Extracted records:
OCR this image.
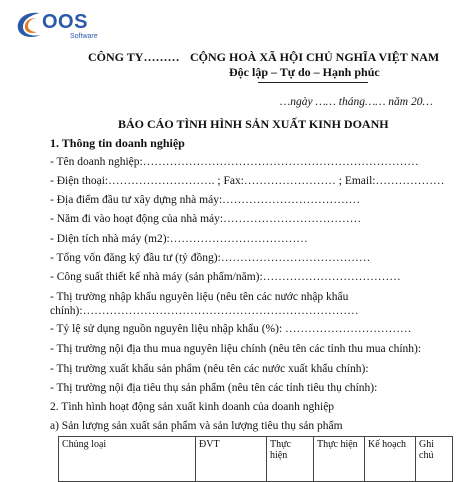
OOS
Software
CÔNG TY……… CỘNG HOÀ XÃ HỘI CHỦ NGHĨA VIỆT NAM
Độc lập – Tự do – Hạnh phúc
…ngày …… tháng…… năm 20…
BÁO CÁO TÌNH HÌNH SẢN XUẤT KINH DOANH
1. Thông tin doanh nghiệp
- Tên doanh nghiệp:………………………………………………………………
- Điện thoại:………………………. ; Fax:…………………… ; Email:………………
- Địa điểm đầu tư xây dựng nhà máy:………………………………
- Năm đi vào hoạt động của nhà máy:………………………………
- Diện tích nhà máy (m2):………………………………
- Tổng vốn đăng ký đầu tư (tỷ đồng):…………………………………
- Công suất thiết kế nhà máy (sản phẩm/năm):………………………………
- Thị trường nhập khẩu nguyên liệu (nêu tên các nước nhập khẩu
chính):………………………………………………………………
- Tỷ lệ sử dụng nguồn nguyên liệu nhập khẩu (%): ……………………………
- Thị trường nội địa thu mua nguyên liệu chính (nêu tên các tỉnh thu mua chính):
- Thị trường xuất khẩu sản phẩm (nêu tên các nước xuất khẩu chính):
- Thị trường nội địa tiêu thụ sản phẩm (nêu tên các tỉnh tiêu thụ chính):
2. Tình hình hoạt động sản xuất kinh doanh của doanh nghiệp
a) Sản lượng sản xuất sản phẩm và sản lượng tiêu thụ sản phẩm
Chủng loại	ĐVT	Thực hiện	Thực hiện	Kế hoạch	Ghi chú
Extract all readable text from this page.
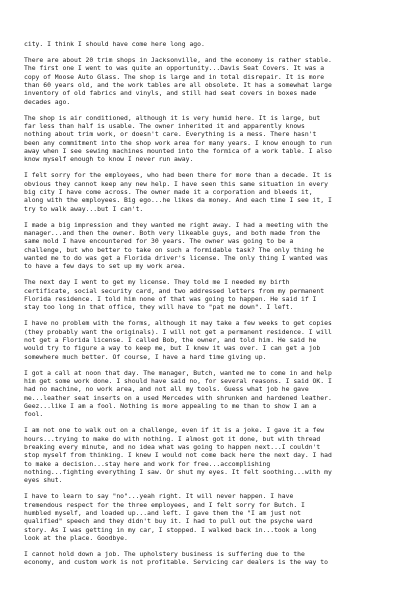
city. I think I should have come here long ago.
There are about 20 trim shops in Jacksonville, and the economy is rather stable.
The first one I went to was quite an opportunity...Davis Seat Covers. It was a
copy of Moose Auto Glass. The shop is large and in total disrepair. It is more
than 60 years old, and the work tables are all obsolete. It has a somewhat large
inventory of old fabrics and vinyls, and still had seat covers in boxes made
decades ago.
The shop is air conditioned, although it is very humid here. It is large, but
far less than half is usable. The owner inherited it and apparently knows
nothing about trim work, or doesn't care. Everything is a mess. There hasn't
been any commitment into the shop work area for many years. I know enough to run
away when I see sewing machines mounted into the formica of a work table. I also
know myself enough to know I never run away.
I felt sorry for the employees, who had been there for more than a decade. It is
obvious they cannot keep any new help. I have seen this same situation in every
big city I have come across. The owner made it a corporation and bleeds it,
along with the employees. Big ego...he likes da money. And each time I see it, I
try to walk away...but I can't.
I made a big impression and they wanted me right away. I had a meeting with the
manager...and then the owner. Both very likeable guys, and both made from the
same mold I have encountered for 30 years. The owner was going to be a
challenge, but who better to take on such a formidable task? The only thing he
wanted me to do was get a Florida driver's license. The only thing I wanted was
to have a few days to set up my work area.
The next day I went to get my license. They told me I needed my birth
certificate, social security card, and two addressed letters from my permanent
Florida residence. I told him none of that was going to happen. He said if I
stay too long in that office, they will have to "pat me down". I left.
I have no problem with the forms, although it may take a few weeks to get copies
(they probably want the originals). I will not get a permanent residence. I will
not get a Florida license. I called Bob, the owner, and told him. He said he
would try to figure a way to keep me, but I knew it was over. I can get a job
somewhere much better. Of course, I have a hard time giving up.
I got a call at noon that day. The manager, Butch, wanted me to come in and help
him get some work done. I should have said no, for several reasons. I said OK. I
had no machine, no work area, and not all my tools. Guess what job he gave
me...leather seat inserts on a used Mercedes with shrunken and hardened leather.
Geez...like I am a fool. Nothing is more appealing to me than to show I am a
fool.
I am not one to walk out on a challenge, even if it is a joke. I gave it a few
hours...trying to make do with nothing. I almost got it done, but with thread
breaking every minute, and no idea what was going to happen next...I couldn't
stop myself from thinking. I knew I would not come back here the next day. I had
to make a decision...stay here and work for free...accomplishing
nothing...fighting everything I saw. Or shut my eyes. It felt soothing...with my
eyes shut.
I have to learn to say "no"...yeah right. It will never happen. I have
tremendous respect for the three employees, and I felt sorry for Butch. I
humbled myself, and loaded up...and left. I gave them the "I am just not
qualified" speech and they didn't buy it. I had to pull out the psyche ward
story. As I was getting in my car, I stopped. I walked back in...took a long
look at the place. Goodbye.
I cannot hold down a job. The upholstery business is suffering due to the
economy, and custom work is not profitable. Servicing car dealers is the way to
---
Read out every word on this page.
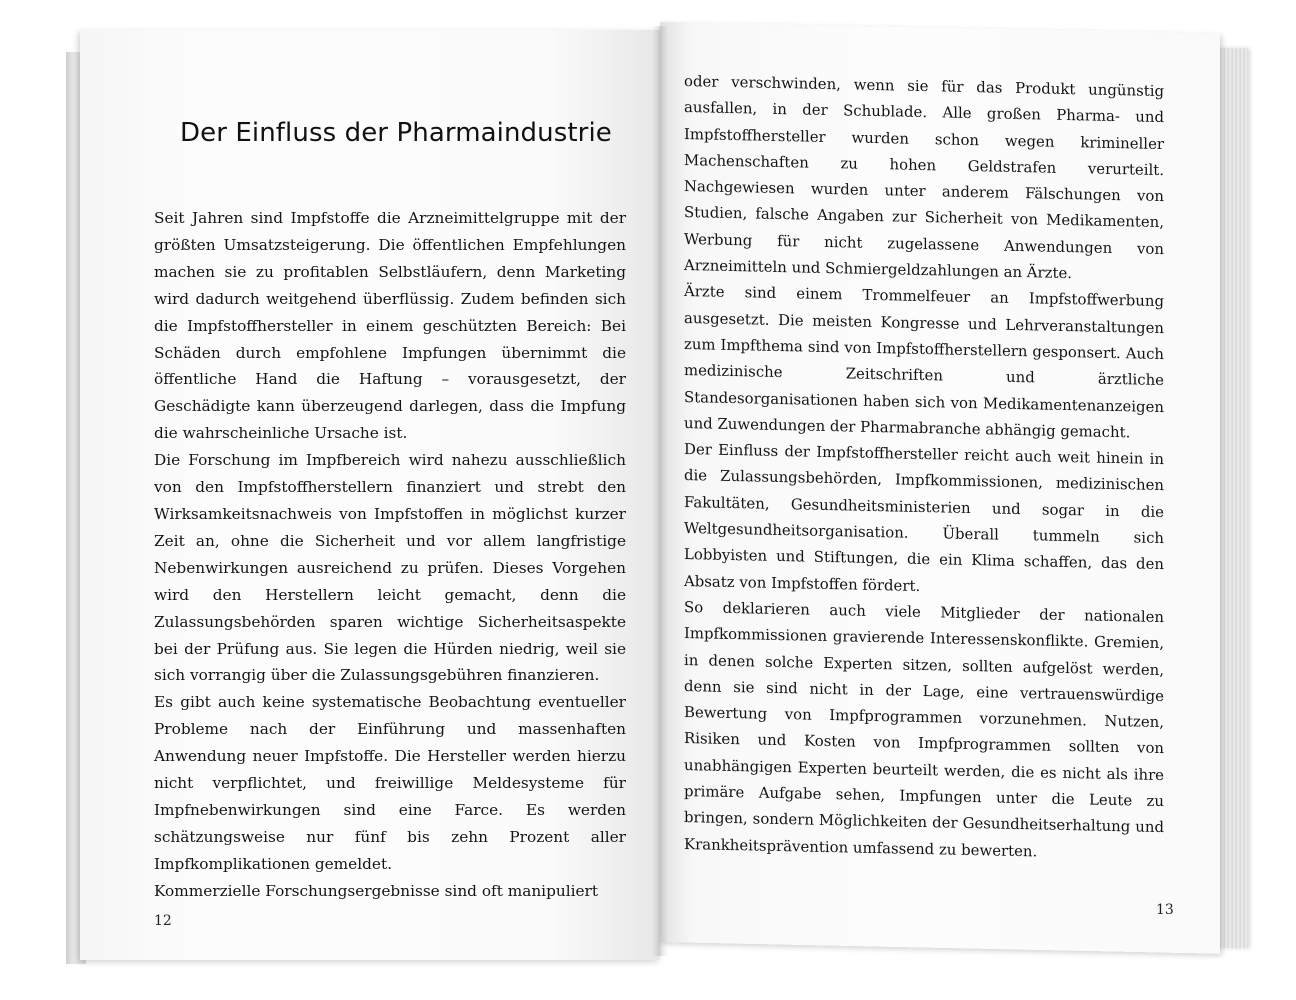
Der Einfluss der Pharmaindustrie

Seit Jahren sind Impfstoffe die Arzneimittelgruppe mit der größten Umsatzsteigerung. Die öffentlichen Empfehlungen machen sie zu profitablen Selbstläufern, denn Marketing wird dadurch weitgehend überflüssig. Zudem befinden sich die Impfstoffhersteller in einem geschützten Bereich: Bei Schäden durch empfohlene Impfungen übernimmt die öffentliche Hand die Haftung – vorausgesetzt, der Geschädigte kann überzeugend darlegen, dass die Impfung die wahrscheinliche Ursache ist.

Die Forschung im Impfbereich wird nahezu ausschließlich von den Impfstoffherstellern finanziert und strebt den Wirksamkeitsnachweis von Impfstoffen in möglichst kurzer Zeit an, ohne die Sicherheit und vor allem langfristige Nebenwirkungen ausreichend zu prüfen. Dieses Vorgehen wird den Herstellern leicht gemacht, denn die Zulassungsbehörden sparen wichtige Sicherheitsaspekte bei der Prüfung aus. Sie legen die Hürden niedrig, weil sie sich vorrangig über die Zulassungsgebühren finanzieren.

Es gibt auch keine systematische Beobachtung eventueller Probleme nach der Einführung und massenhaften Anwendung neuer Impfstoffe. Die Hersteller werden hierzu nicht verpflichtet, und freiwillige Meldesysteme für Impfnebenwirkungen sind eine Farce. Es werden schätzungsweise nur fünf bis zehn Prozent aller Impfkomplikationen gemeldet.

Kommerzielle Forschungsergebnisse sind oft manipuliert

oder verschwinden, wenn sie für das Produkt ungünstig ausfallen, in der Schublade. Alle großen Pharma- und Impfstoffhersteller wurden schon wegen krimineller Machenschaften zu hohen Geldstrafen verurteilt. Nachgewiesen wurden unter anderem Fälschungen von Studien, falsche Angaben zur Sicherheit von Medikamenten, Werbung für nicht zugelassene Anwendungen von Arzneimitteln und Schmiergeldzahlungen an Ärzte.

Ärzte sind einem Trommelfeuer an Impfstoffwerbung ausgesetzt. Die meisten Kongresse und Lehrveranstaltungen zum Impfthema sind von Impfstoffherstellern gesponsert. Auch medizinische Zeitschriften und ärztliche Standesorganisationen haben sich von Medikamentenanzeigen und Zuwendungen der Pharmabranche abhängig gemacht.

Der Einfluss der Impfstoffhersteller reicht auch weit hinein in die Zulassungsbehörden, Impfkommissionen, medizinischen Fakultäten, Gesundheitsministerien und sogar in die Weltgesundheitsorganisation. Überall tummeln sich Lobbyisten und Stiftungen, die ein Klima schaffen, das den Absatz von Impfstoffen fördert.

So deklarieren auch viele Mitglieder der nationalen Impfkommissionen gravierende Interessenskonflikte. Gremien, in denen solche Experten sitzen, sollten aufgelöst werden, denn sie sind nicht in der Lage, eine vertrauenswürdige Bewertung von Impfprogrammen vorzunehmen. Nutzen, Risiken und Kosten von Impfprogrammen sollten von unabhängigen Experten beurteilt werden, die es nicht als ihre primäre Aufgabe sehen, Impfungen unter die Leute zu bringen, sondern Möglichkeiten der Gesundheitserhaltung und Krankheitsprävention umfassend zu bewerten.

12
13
* * *
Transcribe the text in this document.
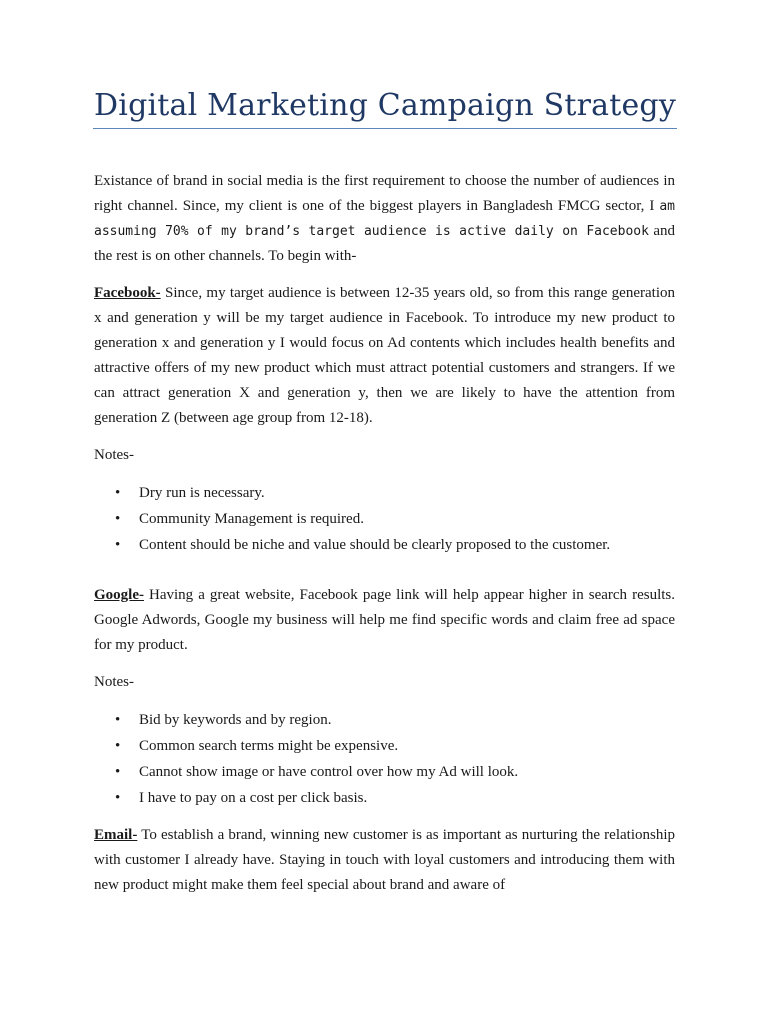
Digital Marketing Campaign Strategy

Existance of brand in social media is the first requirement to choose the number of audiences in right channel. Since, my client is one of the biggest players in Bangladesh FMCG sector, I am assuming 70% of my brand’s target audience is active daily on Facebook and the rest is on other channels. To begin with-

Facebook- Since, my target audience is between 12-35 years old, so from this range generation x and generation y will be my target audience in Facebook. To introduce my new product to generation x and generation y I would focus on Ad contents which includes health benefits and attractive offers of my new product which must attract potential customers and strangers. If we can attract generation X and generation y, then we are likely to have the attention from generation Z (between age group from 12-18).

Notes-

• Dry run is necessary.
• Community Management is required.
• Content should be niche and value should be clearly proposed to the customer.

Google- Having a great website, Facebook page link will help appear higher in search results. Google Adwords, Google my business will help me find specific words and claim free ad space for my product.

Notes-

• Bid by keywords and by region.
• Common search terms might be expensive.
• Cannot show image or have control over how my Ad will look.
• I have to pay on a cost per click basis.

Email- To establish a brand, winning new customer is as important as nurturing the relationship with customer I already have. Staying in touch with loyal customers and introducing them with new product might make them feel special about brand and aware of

Given instruction: Select the lines from the entries that include the word "image".

Written solution:
OCR this image.
• Cannot show image or have control over how my Ad will look.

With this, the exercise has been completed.